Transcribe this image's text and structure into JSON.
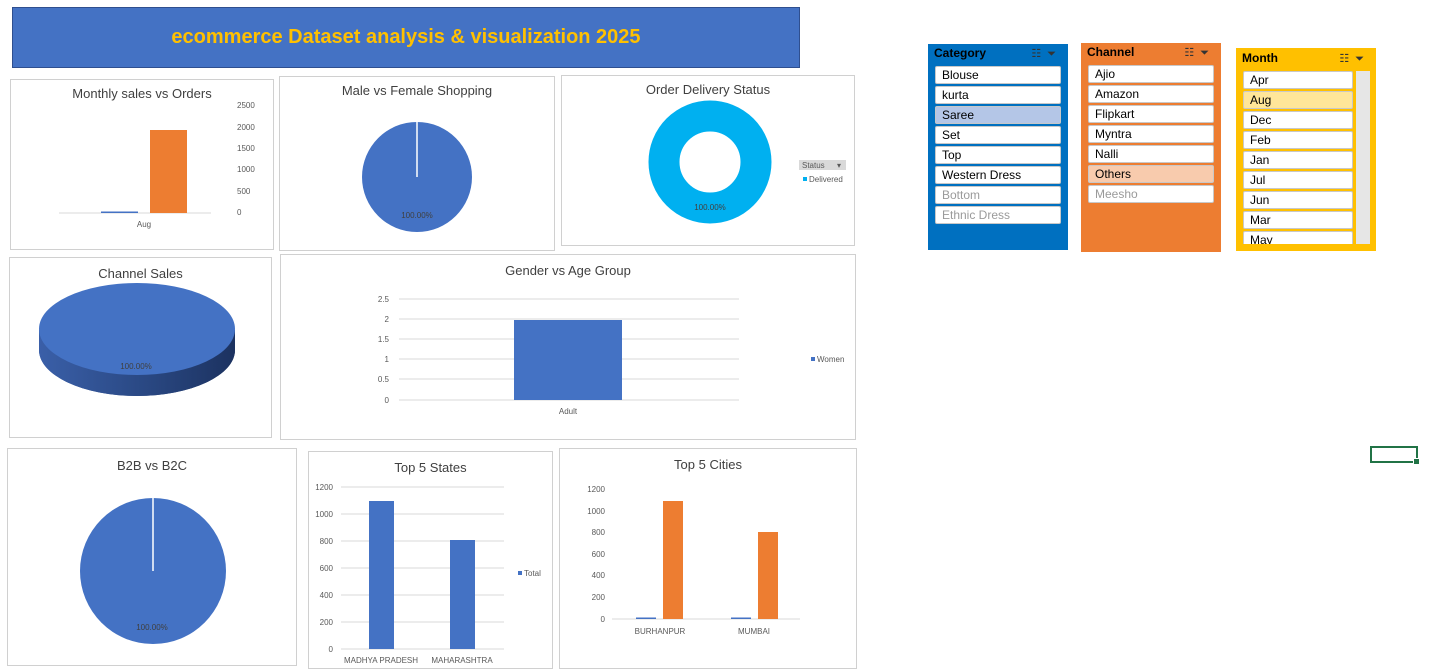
{
  "dashboard": {
    "title": "ecommerce Dataset analysis & visualization 2025"
  },
  "charts": {
    "monthly": {
      "title": "Monthly sales vs Orders",
      "x_label": "Aug",
      "y_ticks": [
        "2500",
        "2000",
        "1500",
        "1000",
        "500",
        "0"
      ]
    },
    "gender": {
      "title": "Male vs Female Shopping",
      "pct": "100.00%"
    },
    "delivery": {
      "title": "Order Delivery Status",
      "pct": "100.00%",
      "legend_filter": "Status",
      "legend_item": "Delivered"
    },
    "channel_sales": {
      "title": "Channel Sales",
      "pct": "100.00%"
    },
    "gender_age": {
      "title": "Gender vs Age Group",
      "y_ticks": [
        "2.5",
        "2",
        "1.5",
        "1",
        "0.5",
        "0"
      ],
      "x_label": "Adult",
      "legend": "Women"
    },
    "b2b": {
      "title": "B2B vs B2C",
      "pct": "100.00%"
    },
    "states": {
      "title": "Top 5 States",
      "y_ticks": [
        "1200",
        "1000",
        "800",
        "600",
        "400",
        "200",
        "0"
      ],
      "x_labels": [
        "MADHYA PRADESH",
        "MAHARASHTRA"
      ],
      "legend": "Total"
    },
    "cities": {
      "title": "Top 5 Cities",
      "y_ticks": [
        "1200",
        "1000",
        "800",
        "600",
        "400",
        "200",
        "0"
      ],
      "x_labels": [
        "BURHANPUR",
        "MUMBAI"
      ]
    }
  },
  "chart_data": [
    {
      "type": "bar",
      "title": "Monthly sales vs Orders",
      "categories": [
        "Aug"
      ],
      "series": [
        {
          "values": [
            12
          ]
        },
        {
          "values": [
            1880
          ]
        }
      ],
      "ylim": [
        0,
        2500
      ],
      "colors": [
        "#4472c4",
        "#ed7d31"
      ]
    },
    {
      "type": "pie",
      "title": "Male vs Female Shopping",
      "values": [
        100
      ],
      "labels": [
        "100.00%"
      ]
    },
    {
      "type": "pie",
      "title": "Order Delivery Status",
      "values": [
        100
      ],
      "labels": [
        "Delivered"
      ]
    },
    {
      "type": "pie",
      "title": "Channel Sales",
      "values": [
        100
      ]
    },
    {
      "type": "bar",
      "title": "Gender vs Age Group",
      "categories": [
        "Adult"
      ],
      "series": [
        {
          "name": "Women",
          "values": [
            2
          ]
        }
      ],
      "ylim": [
        0,
        2.5
      ]
    },
    {
      "type": "pie",
      "title": "B2B vs B2C",
      "values": [
        100
      ]
    },
    {
      "type": "bar",
      "title": "Top 5 States",
      "categories": [
        "MADHYA PRADESH",
        "MAHARASHTRA"
      ],
      "series": [
        {
          "name": "Total",
          "values": [
            1100,
            810
          ]
        }
      ],
      "ylim": [
        0,
        1200
      ]
    },
    {
      "type": "bar",
      "title": "Top 5 Cities",
      "categories": [
        "BURHANPUR",
        "MUMBAI"
      ],
      "series": [
        {
          "values": [
            8,
            8
          ]
        },
        {
          "values": [
            1100,
            810
          ]
        }
      ],
      "ylim": [
        0,
        1200
      ],
      "colors": [
        "#4472c4",
        "#ed7d31"
      ]
    }
  ],
  "slicers": {
    "category": {
      "title": "Category",
      "items": [
        "Blouse",
        "kurta",
        "Saree",
        "Set",
        "Top",
        "Western Dress",
        "Bottom",
        "Ethnic Dress"
      ],
      "selected": "Saree"
    },
    "channel": {
      "title": "Channel",
      "items": [
        "Ajio",
        "Amazon",
        "Flipkart",
        "Myntra",
        "Nalli",
        "Others",
        "Meesho"
      ],
      "selected": "Others"
    },
    "month": {
      "title": "Month",
      "items": [
        "Apr",
        "Aug",
        "Dec",
        "Feb",
        "Jan",
        "Jul",
        "Jun",
        "Mar",
        "May"
      ],
      "selected": "Aug"
    }
  },
  "colors": {
    "blue": "#4472c4",
    "orange": "#ed7d31",
    "cyan": "#00b0f0",
    "gold": "#ffc000"
  }
}
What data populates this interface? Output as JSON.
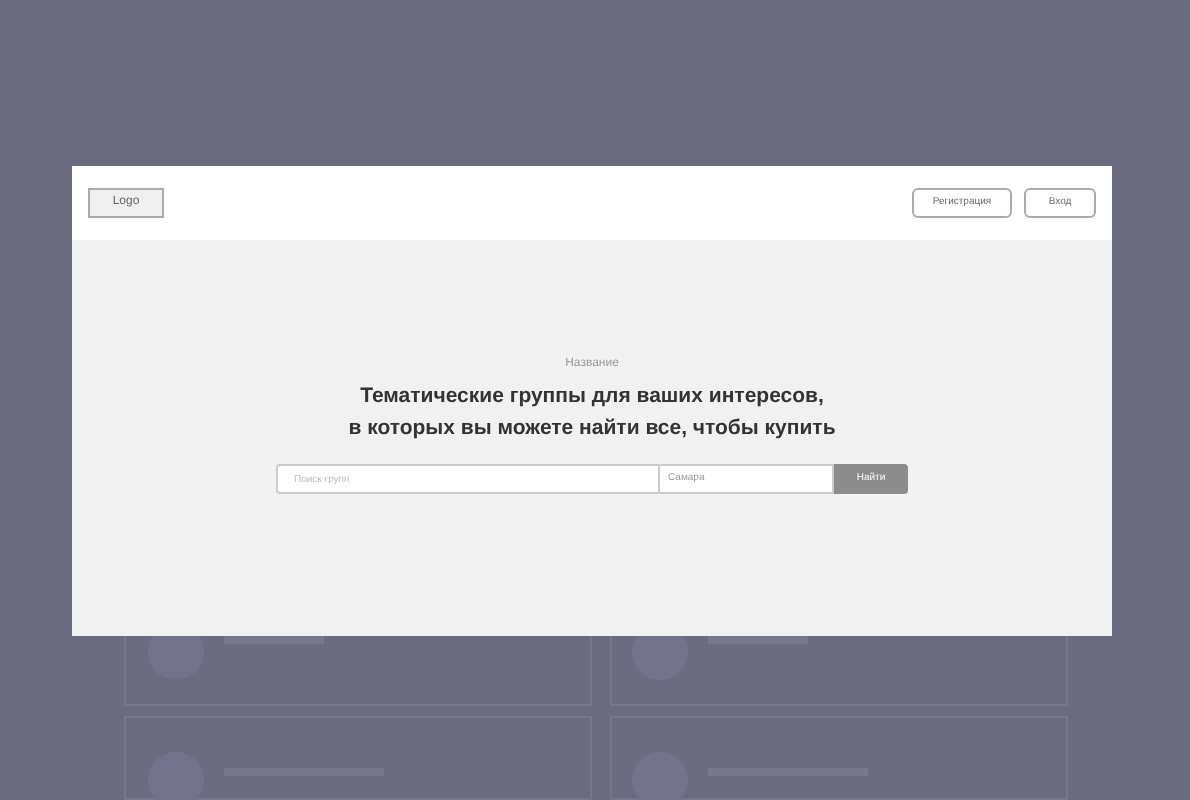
{
  "header": {
    "logo": "Logo",
    "buttons": [
      {
        "label": "Регистрация"
      },
      {
        "label": "Вход"
      }
    ]
  },
  "hero": {
    "caption": "Название",
    "heading_lines": [
      "Тематические группы для ваших интересов,",
      "в которых вы можете найти все, чтобы купить"
    ]
  },
  "search": {
    "placeholder": "Поиск групп",
    "city": "Самара",
    "button": "Найти"
  }
}
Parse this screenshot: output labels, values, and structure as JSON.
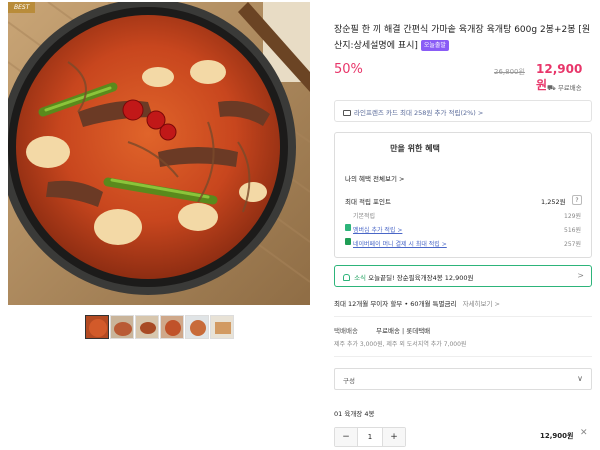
{
  "gallery": {
    "badge": "BEST",
    "thumb_count": 6
  },
  "product": {
    "title": "장순필 한 끼 해결 간편식 가마솥 육개장 육개탕 600g 2봉+2봉 [원산지:상세설명에 표시]",
    "naver_badge": "오늘출발",
    "discount": "50%",
    "original_price": "26,800원",
    "sale_price": "12,900원",
    "shipping_top": "무료배송"
  },
  "card_banner": "라인프렌즈 카드 최대 258원 추가 적립(2%) >",
  "benefits": {
    "title": "만을 위한 혜택",
    "view_all": "나의 혜택 전체보기 >",
    "max_point_label": "최대 적립 포인트",
    "max_point_value": "1,252원",
    "help": "?",
    "rows": [
      {
        "label": "기본적립",
        "value": "129원",
        "link": false
      },
      {
        "label": "멤버십 추가 적립 >",
        "value": "516원",
        "link": true
      },
      {
        "label": "네이버페이 머니 결제 시 최대 적립 >",
        "value": "257원",
        "link": true
      }
    ]
  },
  "notify": {
    "green": "소식",
    "text": "오늘끝딜! 장순필육개장4봉 12,900원",
    "chevron": ">"
  },
  "installment": {
    "text": "최대 12개월 무이자 할부 • 60개월 특별금리",
    "more": "자세히보기 >"
  },
  "shipping": {
    "label": "택배배송",
    "value": "무료배송 | 롯데택배",
    "note": "제주 추가 3,000원, 제주 외 도서지역 추가 7,000원"
  },
  "option": {
    "placeholder": "구성",
    "arrow": "∨"
  },
  "selected_item": {
    "name": "01  육개장 4봉",
    "minus": "−",
    "quantity": "1",
    "plus": "+",
    "price": "12,900원",
    "remove": "✕"
  },
  "colors": {
    "accent_pink": "#e8366a",
    "green": "#2db47a",
    "naver_purple": "#8a5cf6"
  }
}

=== What to produce ===
Transcribe the material exactly, leaving every picture out.

=== Complete output ===
Transcribe this image's text and structure into JSON.
{
  "dashboard": {
    "title": "ecommerce Dataset analysis & visualization 2025"
  },
  "charts": {
    "monthly": {
      "title": "Monthly sales vs Orders",
      "x_label": "Aug",
      "y_ticks": [
        "2500",
        "2000",
        "1500",
        "1000",
        "500",
        "0"
      ]
    },
    "gender": {
      "title": "Male vs Female Shopping",
      "pct": "100.00%"
    },
    "delivery": {
      "title": "Order Delivery Status",
      "pct": "100.00%",
      "legend_filter": "Status",
      "legend_item": "Delivered"
    },
    "channel_sales": {
      "title": "Channel Sales",
      "pct": "100.00%"
    },
    "gender_age": {
      "title": "Gender vs Age Group",
      "y_ticks": [
        "2.5",
        "2",
        "1.5",
        "1",
        "0.5",
        "0"
      ],
      "x_label": "Adult",
      "legend": "Women"
    },
    "b2b": {
      "title": "B2B vs B2C",
      "pct": "100.00%"
    },
    "states": {
      "title": "Top 5 States",
      "y_ticks": [
        "1200",
        "1000",
        "800",
        "600",
        "400",
        "200",
        "0"
      ],
      "x_labels": [
        "MADHYA PRADESH",
        "MAHARASHTRA"
      ],
      "legend": "Total"
    },
    "cities": {
      "title": "Top 5 Cities",
      "y_ticks": [
        "1200",
        "1000",
        "800",
        "600",
        "400",
        "200",
        "0"
      ],
      "x_labels": [
        "BURHANPUR",
        "MUMBAI"
      ]
    }
  },
  "chart_data": [
    {
      "type": "bar",
      "title": "Monthly sales vs Orders",
      "categories": [
        "Aug"
      ],
      "series": [
        {
          "values": [
            12
          ]
        },
        {
          "values": [
            1880
          ]
        }
      ],
      "ylim": [
        0,
        2500
      ],
      "colors": [
        "#4472c4",
        "#ed7d31"
      ]
    },
    {
      "type": "pie",
      "title": "Male vs Female Shopping",
      "values": [
        100
      ],
      "labels": [
        "100.00%"
      ]
    },
    {
      "type": "pie",
      "title": "Order Delivery Status",
      "values": [
        100
      ],
      "labels": [
        "Delivered"
      ]
    },
    {
      "type": "pie",
      "title": "Channel Sales",
      "values": [
        100
      ]
    },
    {
      "type": "bar",
      "title": "Gender vs Age Group",
      "categories": [
        "Adult"
      ],
      "series": [
        {
          "name": "Women",
          "values": [
            2
          ]
        }
      ],
      "ylim": [
        0,
        2.5
      ]
    },
    {
      "type": "pie",
      "title": "B2B vs B2C",
      "values": [
        100
      ]
    },
    {
      "type": "bar",
      "title": "Top 5 States",
      "categories": [
        "MADHYA PRADESH",
        "MAHARASHTRA"
      ],
      "series": [
        {
          "name": "Total",
          "values": [
            1100,
            810
          ]
        }
      ],
      "ylim": [
        0,
        1200
      ]
    },
    {
      "type": "bar",
      "title": "Top 5 Cities",
      "categories": [
        "BURHANPUR",
        "MUMBAI"
      ],
      "series": [
        {
          "values": [
            8,
            8
          ]
        },
        {
          "values": [
            1100,
            810
          ]
        }
      ],
      "ylim": [
        0,
        1200
      ],
      "colors": [
        "#4472c4",
        "#ed7d31"
      ]
    }
  ],
  "slicers": {
    "category": {
      "title": "Category",
      "items": [
        "Blouse",
        "kurta",
        "Saree",
        "Set",
        "Top",
        "Western Dress",
        "Bottom",
        "Ethnic Dress"
      ],
      "selected": "Saree"
    },
    "channel": {
      "title": "Channel",
      "items": [
        "Ajio",
        "Amazon",
        "Flipkart",
        "Myntra",
        "Nalli",
        "Others",
        "Meesho"
      ],
      "selected": "Others"
    },
    "month": {
      "title": "Month",
      "items": [
        "Apr",
        "Aug",
        "Dec",
        "Feb",
        "Jan",
        "Jul",
        "Jun",
        "Mar",
        "May"
      ],
      "selected": "Aug"
    }
  },
  "colors": {
    "blue": "#4472c4",
    "orange": "#ed7d31",
    "cyan": "#00b0f0",
    "gold": "#ffc000"
  }
}
What data populates this interface? Output as JSON.
{
  "header": {
    "logo": "Logo",
    "buttons": [
      {
        "label": "Регистрация"
      },
      {
        "label": "Вход"
      }
    ]
  },
  "hero": {
    "caption": "Название",
    "heading_lines": [
      "Тематические группы для ваших интересов,",
      "в которых вы можете найти все, чтобы купить"
    ]
  },
  "search": {
    "placeholder": "Поиск групп",
    "city": "Самара",
    "button": "Найти"
  }
}
Parse this screenshot: output labels, values, and structure as JSON.
{
  "gallery": {
    "badge": "BEST",
    "thumb_count": 6
  },
  "product": {
    "title": "장순필 한 끼 해결 간편식 가마솥 육개장 육개탕 600g 2봉+2봉 [원산지:상세설명에 표시]",
    "naver_badge": "오늘출발",
    "discount": "50%",
    "original_price": "26,800원",
    "sale_price": "12,900원",
    "shipping_top": "무료배송"
  },
  "card_banner": "라인프렌즈 카드 최대 258원 추가 적립(2%) >",
  "benefits": {
    "title": "만을 위한 혜택",
    "view_all": "나의 혜택 전체보기 >",
    "max_point_label": "최대 적립 포인트",
    "max_point_value": "1,252원",
    "help": "?",
    "rows": [
      {
        "label": "기본적립",
        "value": "129원",
        "link": false
      },
      {
        "label": "멤버십 추가 적립 >",
        "value": "516원",
        "link": true
      },
      {
        "label": "네이버페이 머니 결제 시 최대 적립 >",
        "value": "257원",
        "link": true
      }
    ]
  },
  "notify": {
    "green": "소식",
    "text": "오늘끝딜! 장순필육개장4봉 12,900원",
    "chevron": ">"
  },
  "installment": {
    "text": "최대 12개월 무이자 할부 • 60개월 특별금리",
    "more": "자세히보기 >"
  },
  "shipping": {
    "label": "택배배송",
    "value": "무료배송 | 롯데택배",
    "note": "제주 추가 3,000원, 제주 외 도서지역 추가 7,000원"
  },
  "option": {
    "placeholder": "구성",
    "arrow": "∨"
  },
  "selected_item": {
    "name": "01  육개장 4봉",
    "minus": "−",
    "quantity": "1",
    "plus": "+",
    "price": "12,900원",
    "remove": "✕"
  },
  "colors": {
    "accent_pink": "#e8366a",
    "green": "#2db47a",
    "naver_purple": "#8a5cf6"
  }
}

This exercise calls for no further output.